--- EXTRAIT DU DOCUMENT ---
Benoît XVI de A à Z

Italie

2005



24 juin 2005 - Au Président de la République d'Italie
Je désire …vous remercier et, à travers vous, remercier le Peuple italien pour l'accueil chaleureux qu'il m'a réservé dès le premier jour de mon service pastoral en tant qu'Evêque de Rome et Pasteur de l'Eglise universelle. Pour ma part, j'assure tout d'abord la population romaine, et également toute la Nation italienne, de mon engagement à travailler avec toutes les forces pour le bien religieux et civil de ceux que le Seigneur a confiés à mes soins pastoraux…

L'annonce de l'Evangile, que je suis appelé à apporter à Rome et à l'Italie en communion avec les Evêques italiens, est non seulement au service de la croissance du Peuple italien dans la foi et dans la vie chrétienne, mais également de son progrès sur les voies de la concorde et de la paix…..

--- DONNÉES ---

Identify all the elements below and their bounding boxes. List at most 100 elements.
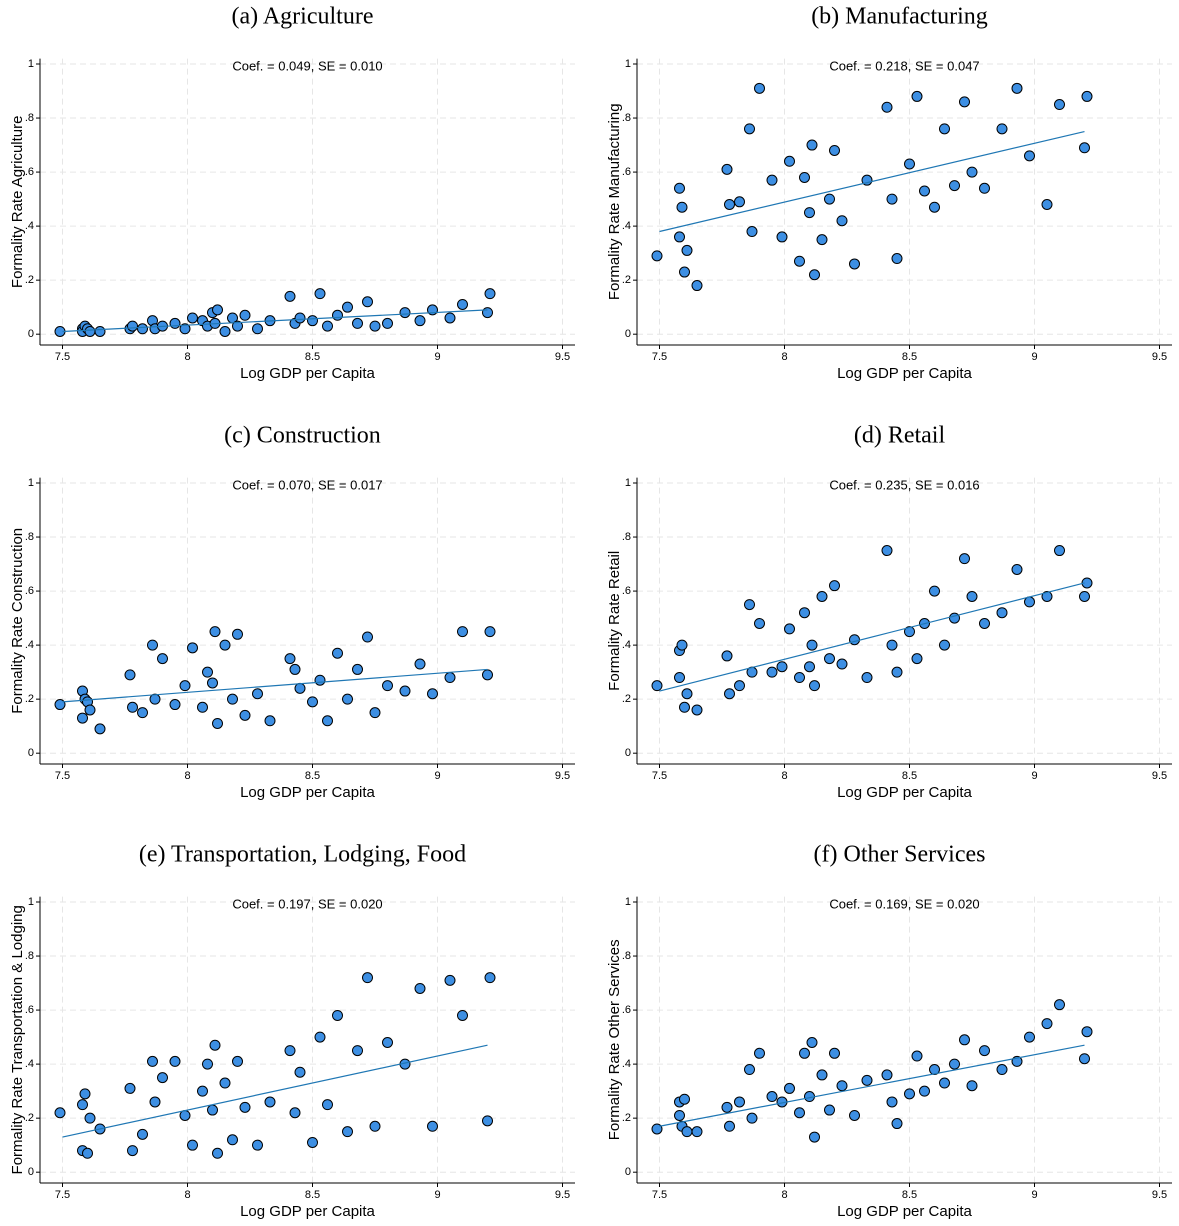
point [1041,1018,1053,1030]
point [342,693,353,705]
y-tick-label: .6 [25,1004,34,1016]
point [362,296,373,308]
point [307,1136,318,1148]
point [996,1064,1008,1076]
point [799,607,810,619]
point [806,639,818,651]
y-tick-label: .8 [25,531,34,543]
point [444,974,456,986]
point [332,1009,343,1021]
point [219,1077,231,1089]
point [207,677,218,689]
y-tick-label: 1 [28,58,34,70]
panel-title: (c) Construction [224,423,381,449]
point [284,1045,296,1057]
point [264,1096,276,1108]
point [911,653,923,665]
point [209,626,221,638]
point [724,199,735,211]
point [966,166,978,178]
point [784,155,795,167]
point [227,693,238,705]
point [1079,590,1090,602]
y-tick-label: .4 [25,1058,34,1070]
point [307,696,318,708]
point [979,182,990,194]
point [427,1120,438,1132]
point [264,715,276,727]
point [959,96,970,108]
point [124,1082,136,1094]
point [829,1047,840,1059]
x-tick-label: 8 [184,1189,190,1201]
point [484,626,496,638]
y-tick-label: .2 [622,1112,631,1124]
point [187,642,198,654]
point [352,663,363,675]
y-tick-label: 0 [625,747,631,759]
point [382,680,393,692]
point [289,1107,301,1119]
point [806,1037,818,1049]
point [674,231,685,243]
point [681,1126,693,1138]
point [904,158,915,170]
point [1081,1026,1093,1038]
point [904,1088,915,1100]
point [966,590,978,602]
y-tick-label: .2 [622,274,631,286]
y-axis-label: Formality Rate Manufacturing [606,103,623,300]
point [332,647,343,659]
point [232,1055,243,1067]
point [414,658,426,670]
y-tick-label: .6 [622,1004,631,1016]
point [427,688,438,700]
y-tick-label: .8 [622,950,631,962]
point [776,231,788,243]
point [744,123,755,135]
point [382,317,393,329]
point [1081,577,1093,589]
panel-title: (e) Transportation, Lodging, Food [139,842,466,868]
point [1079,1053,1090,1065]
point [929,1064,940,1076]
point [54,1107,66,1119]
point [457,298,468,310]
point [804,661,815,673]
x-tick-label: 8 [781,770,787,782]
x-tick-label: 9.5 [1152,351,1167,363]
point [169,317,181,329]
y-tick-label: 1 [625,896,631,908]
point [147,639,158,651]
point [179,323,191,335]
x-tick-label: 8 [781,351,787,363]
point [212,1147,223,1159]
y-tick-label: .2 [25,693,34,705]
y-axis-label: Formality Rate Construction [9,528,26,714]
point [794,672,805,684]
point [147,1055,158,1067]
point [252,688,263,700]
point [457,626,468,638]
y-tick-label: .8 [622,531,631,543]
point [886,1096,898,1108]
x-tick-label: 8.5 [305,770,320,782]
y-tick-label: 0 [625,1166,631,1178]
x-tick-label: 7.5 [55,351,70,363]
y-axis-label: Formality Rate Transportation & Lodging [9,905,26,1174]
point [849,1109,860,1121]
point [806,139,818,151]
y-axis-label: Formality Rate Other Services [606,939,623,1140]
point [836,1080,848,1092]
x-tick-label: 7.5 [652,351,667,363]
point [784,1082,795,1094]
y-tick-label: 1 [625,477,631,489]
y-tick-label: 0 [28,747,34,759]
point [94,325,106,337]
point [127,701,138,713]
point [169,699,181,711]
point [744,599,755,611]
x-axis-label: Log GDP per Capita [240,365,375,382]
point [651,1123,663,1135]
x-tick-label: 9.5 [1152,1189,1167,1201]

--

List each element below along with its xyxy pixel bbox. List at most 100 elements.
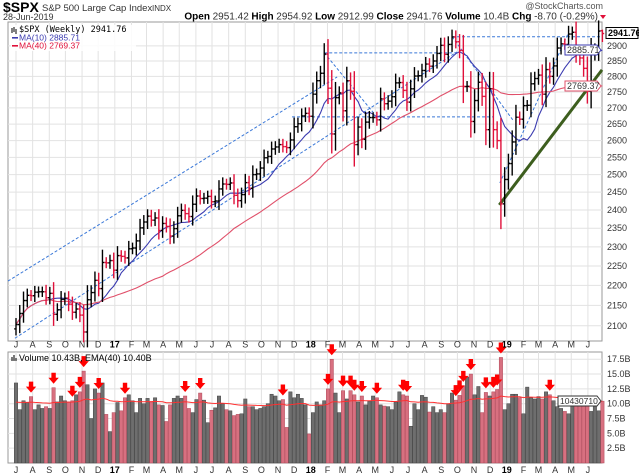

--- CONSIGNE ---
Relevez, dans le discours adressé au Président de la République d'Italie, toutes les désignations de groupes de personnes qui comportent l'adjectif « italien », en citant chacune une seule fois. Les données n'ont aucun rôle ici.

--- RÉPONSE ATTENDUE ---
- le Peuple italien
- la Nation italienne
- les Evêques italiens